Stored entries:
================================

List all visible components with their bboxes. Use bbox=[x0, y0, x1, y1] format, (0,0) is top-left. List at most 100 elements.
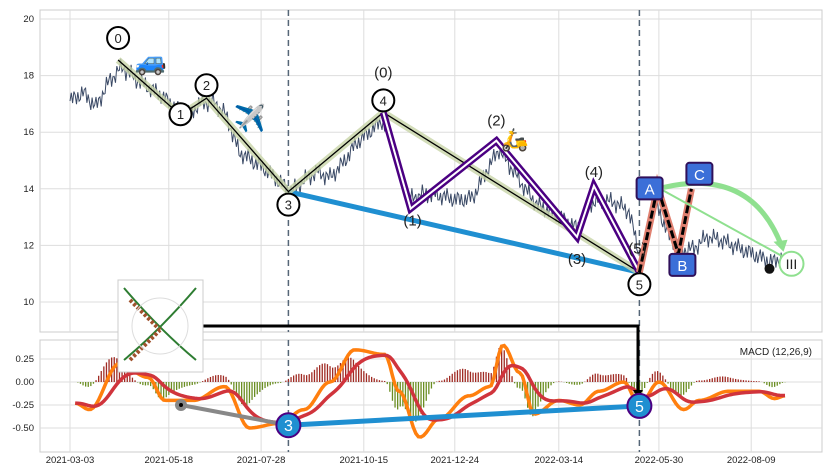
macd-histogram-bar bbox=[316, 367, 317, 382]
sub-wave-label: (1) bbox=[403, 213, 421, 230]
macd-histogram-bar bbox=[670, 382, 671, 388]
macd-histogram-bar bbox=[225, 377, 226, 382]
macd-histogram-bar bbox=[233, 382, 234, 390]
macd-histogram-bar bbox=[418, 382, 419, 419]
wave-label: 3 bbox=[285, 198, 292, 213]
macd-histogram-bar bbox=[769, 382, 770, 386]
price-y-tick: 10 bbox=[23, 297, 34, 308]
macd-histogram-bar bbox=[288, 379, 289, 382]
macd-histogram-bar bbox=[540, 382, 541, 402]
macd-histogram-bar bbox=[439, 381, 440, 382]
x-tick-label: 2021-10-15 bbox=[339, 455, 388, 466]
macd-histogram-bar bbox=[667, 382, 668, 384]
macd-histogram-bar bbox=[519, 382, 520, 388]
wave-label: 5 bbox=[636, 277, 643, 292]
macd-histogram-bar bbox=[264, 382, 265, 388]
macd-histogram-bar bbox=[712, 378, 713, 382]
macd-histogram-bar bbox=[223, 376, 224, 382]
scooter-icon: 🛵 bbox=[501, 127, 528, 153]
macd-histogram-bar bbox=[774, 382, 775, 387]
macd-histogram-bar bbox=[662, 376, 663, 382]
macd-histogram-bar bbox=[444, 379, 445, 382]
macd-histogram-bar bbox=[649, 378, 650, 382]
macd-histogram-bar bbox=[179, 382, 180, 389]
macd-histogram-bar bbox=[605, 375, 606, 382]
macd-histogram-bar bbox=[329, 366, 330, 382]
macd-histogram-bar bbox=[714, 378, 715, 382]
macd-histogram-bar bbox=[576, 382, 577, 385]
sub-wave-label: (0) bbox=[374, 64, 392, 81]
macd-histogram-bar bbox=[215, 375, 216, 382]
macd-histogram-bar bbox=[446, 378, 447, 382]
macd-histogram-bar bbox=[688, 382, 689, 389]
macd-histogram-bar bbox=[324, 363, 325, 382]
macd-histogram-bar bbox=[454, 372, 455, 382]
macd-histogram-bar bbox=[368, 375, 369, 382]
macd-histogram-bar bbox=[77, 382, 78, 383]
macd-histogram-bar bbox=[509, 367, 510, 382]
sub-wave-label: (4) bbox=[585, 164, 603, 181]
macd-histogram-bar bbox=[309, 374, 310, 382]
macd-histogram-bar bbox=[709, 379, 710, 382]
macd-histogram-bar bbox=[545, 382, 546, 392]
correction-label: B bbox=[677, 258, 687, 275]
macd-histogram-bar bbox=[582, 382, 583, 384]
macd-histogram-bar bbox=[543, 382, 544, 397]
macd-histogram-bar bbox=[738, 379, 739, 382]
macd-histogram-bar bbox=[371, 377, 372, 382]
macd-histogram-bar bbox=[647, 382, 648, 383]
macd-histogram-bar bbox=[101, 371, 102, 382]
x-tick-label: 2022-08-09 bbox=[727, 455, 776, 466]
macd-histogram-bar bbox=[327, 364, 328, 382]
macd-histogram-bar bbox=[548, 382, 549, 388]
macd-histogram-bar bbox=[592, 375, 593, 382]
macd-histogram-bar bbox=[514, 382, 515, 383]
price-y-tick: 16 bbox=[23, 127, 34, 138]
macd-histogram-bar bbox=[142, 382, 143, 385]
macd-histogram-bar bbox=[90, 382, 91, 386]
macd-histogram-bar bbox=[88, 382, 89, 387]
macd-histogram-bar bbox=[98, 376, 99, 382]
price-y-tick: 12 bbox=[23, 240, 34, 251]
macd-histogram-bar bbox=[693, 382, 694, 383]
macd-histogram-bar bbox=[82, 382, 83, 385]
macd-histogram-bar bbox=[379, 380, 380, 382]
macd-histogram-bar bbox=[465, 369, 466, 382]
sub-wave-label: (5) bbox=[628, 240, 646, 257]
x-tick-label: 2021-03-03 bbox=[46, 455, 95, 466]
macd-histogram-bar bbox=[644, 382, 645, 388]
x-tick-label: 2021-12-24 bbox=[430, 455, 479, 466]
x-tick-label: 2021-05-18 bbox=[144, 455, 193, 466]
macd-histogram-bar bbox=[246, 382, 247, 406]
macd-histogram-bar bbox=[587, 379, 588, 382]
macd-histogram-bar bbox=[363, 371, 364, 382]
macd-label: MACD (12,26,9) bbox=[740, 347, 812, 358]
macd-histogram-bar bbox=[249, 382, 250, 403]
macd-histogram-bar bbox=[613, 374, 614, 382]
macd-histogram-bar bbox=[95, 380, 96, 382]
macd-histogram-bar bbox=[615, 374, 616, 382]
macd-histogram-bar bbox=[103, 366, 104, 382]
correction-label: A bbox=[645, 181, 655, 198]
macd-histogram-bar bbox=[553, 382, 554, 383]
macd-histogram-bar bbox=[298, 374, 299, 382]
macd-histogram-bar bbox=[766, 382, 767, 385]
macd-histogram-bar bbox=[467, 370, 468, 382]
macd-histogram-bar bbox=[589, 377, 590, 382]
macd-histogram-bar bbox=[358, 366, 359, 382]
macd-histogram-bar bbox=[758, 381, 759, 382]
macd-histogram-bar bbox=[725, 377, 726, 382]
macd-histogram-bar bbox=[189, 382, 190, 386]
macd-y-tick: -0.50 bbox=[12, 423, 34, 434]
macd-wave-label: 5 bbox=[635, 399, 644, 416]
macd-histogram-bar bbox=[205, 380, 206, 382]
airplane-icon: ✈️ bbox=[234, 102, 266, 133]
macd-histogram-bar bbox=[376, 379, 377, 382]
macd-histogram-bar bbox=[319, 365, 320, 382]
macd-histogram-bar bbox=[717, 377, 718, 382]
macd-histogram-bar bbox=[680, 382, 681, 396]
macd-histogram-bar bbox=[186, 382, 187, 386]
macd-histogram-bar bbox=[387, 382, 388, 384]
macd-histogram-bar bbox=[488, 373, 489, 382]
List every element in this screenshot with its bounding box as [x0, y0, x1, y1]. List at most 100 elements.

================================

● INSTRUCTIONS TO FOLLOW
Please copy out every line of the material above without any change, leaving out the pictures.

● EXERCISE RESPONSE
List all visible components with their bboxes. Use bbox=[x0, y0, x1, y1] format, (0,0) is top-left. List at most 100 elements.
macd-histogram-bar bbox=[316, 367, 317, 382]
sub-wave-label: (1) bbox=[403, 213, 421, 230]
macd-histogram-bar bbox=[670, 382, 671, 388]
macd-histogram-bar bbox=[225, 377, 226, 382]
macd-histogram-bar bbox=[233, 382, 234, 390]
macd-histogram-bar bbox=[418, 382, 419, 419]
wave-label: 3 bbox=[285, 198, 292, 213]
macd-histogram-bar bbox=[769, 382, 770, 386]
price-y-tick: 10 bbox=[23, 297, 34, 308]
macd-histogram-bar bbox=[288, 379, 289, 382]
macd-histogram-bar bbox=[540, 382, 541, 402]
macd-histogram-bar bbox=[439, 381, 440, 382]
x-tick-label: 2021-10-15 bbox=[339, 455, 388, 466]
macd-histogram-bar bbox=[667, 382, 668, 384]
macd-histogram-bar bbox=[519, 382, 520, 388]
wave-label: 5 bbox=[636, 277, 643, 292]
macd-histogram-bar bbox=[264, 382, 265, 388]
macd-histogram-bar bbox=[712, 378, 713, 382]
macd-histogram-bar bbox=[223, 376, 224, 382]
scooter-icon: 🛵 bbox=[501, 127, 528, 153]
macd-histogram-bar bbox=[774, 382, 775, 387]
macd-histogram-bar bbox=[662, 376, 663, 382]
macd-histogram-bar bbox=[444, 379, 445, 382]
macd-histogram-bar bbox=[649, 378, 650, 382]
macd-histogram-bar bbox=[179, 382, 180, 389]
macd-histogram-bar bbox=[605, 375, 606, 382]
macd-histogram-bar bbox=[329, 366, 330, 382]
macd-histogram-bar bbox=[714, 378, 715, 382]
macd-histogram-bar bbox=[576, 382, 577, 385]
sub-wave-label: (0) bbox=[374, 64, 392, 81]
macd-histogram-bar bbox=[215, 375, 216, 382]
macd-histogram-bar bbox=[446, 378, 447, 382]
macd-histogram-bar bbox=[688, 382, 689, 389]
macd-histogram-bar bbox=[324, 363, 325, 382]
macd-histogram-bar bbox=[454, 372, 455, 382]
macd-histogram-bar bbox=[368, 375, 369, 382]
macd-histogram-bar bbox=[77, 382, 78, 383]
macd-histogram-bar bbox=[509, 367, 510, 382]
sub-wave-label: (4) bbox=[585, 164, 603, 181]
macd-histogram-bar bbox=[309, 374, 310, 382]
macd-histogram-bar bbox=[709, 379, 710, 382]
macd-histogram-bar bbox=[545, 382, 546, 392]
correction-label: B bbox=[677, 258, 687, 275]
macd-histogram-bar bbox=[582, 382, 583, 384]
macd-histogram-bar bbox=[543, 382, 544, 397]
macd-histogram-bar bbox=[738, 379, 739, 382]
macd-histogram-bar bbox=[371, 377, 372, 382]
macd-histogram-bar bbox=[647, 382, 648, 383]
macd-histogram-bar bbox=[101, 371, 102, 382]
x-tick-label: 2022-08-09 bbox=[727, 455, 776, 466]
macd-histogram-bar bbox=[327, 364, 328, 382]
macd-histogram-bar bbox=[548, 382, 549, 388]
macd-histogram-bar bbox=[592, 375, 593, 382]
macd-histogram-bar bbox=[514, 382, 515, 383]
price-y-tick: 16 bbox=[23, 127, 34, 138]
macd-histogram-bar bbox=[142, 382, 143, 385]
macd-histogram-bar bbox=[90, 382, 91, 386]
macd-histogram-bar bbox=[88, 382, 89, 387]
macd-histogram-bar bbox=[98, 376, 99, 382]
price-y-tick: 12 bbox=[23, 240, 34, 251]
macd-histogram-bar bbox=[693, 382, 694, 383]
macd-histogram-bar bbox=[82, 382, 83, 385]
macd-histogram-bar bbox=[379, 380, 380, 382]
macd-histogram-bar bbox=[465, 369, 466, 382]
sub-wave-label: (5) bbox=[628, 240, 646, 257]
x-tick-label: 2021-03-03 bbox=[46, 455, 95, 466]
macd-histogram-bar bbox=[644, 382, 645, 388]
x-tick-label: 2021-12-24 bbox=[430, 455, 479, 466]
x-tick-label: 2021-05-18 bbox=[144, 455, 193, 466]
macd-histogram-bar bbox=[246, 382, 247, 406]
macd-histogram-bar bbox=[587, 379, 588, 382]
macd-histogram-bar bbox=[363, 371, 364, 382]
macd-label: MACD (12,26,9) bbox=[740, 347, 812, 358]
macd-histogram-bar bbox=[249, 382, 250, 403]
macd-histogram-bar bbox=[613, 374, 614, 382]
macd-histogram-bar bbox=[95, 380, 96, 382]
macd-histogram-bar bbox=[615, 374, 616, 382]
macd-histogram-bar bbox=[103, 366, 104, 382]
correction-label: A bbox=[645, 181, 655, 198]
macd-histogram-bar bbox=[553, 382, 554, 383]
macd-histogram-bar bbox=[298, 374, 299, 382]
macd-histogram-bar bbox=[766, 382, 767, 385]
macd-histogram-bar bbox=[467, 370, 468, 382]
macd-histogram-bar bbox=[589, 377, 590, 382]
macd-histogram-bar bbox=[358, 366, 359, 382]
macd-histogram-bar bbox=[758, 381, 759, 382]
macd-histogram-bar bbox=[725, 377, 726, 382]
macd-histogram-bar bbox=[189, 382, 190, 386]
macd-y-tick: -0.50 bbox=[12, 423, 34, 434]
macd-wave-label: 5 bbox=[635, 399, 644, 416]
macd-histogram-bar bbox=[205, 380, 206, 382]
airplane-icon: ✈️ bbox=[234, 102, 266, 133]
macd-histogram-bar bbox=[376, 379, 377, 382]
macd-histogram-bar bbox=[319, 365, 320, 382]
macd-histogram-bar bbox=[717, 377, 718, 382]
macd-histogram-bar bbox=[680, 382, 681, 396]
macd-histogram-bar bbox=[186, 382, 187, 386]
macd-histogram-bar bbox=[387, 382, 388, 384]
macd-histogram-bar bbox=[488, 373, 489, 382]
List every element in this screenshot with its bounding box as [x0, y0, x1, y1]. List at most 100 elements.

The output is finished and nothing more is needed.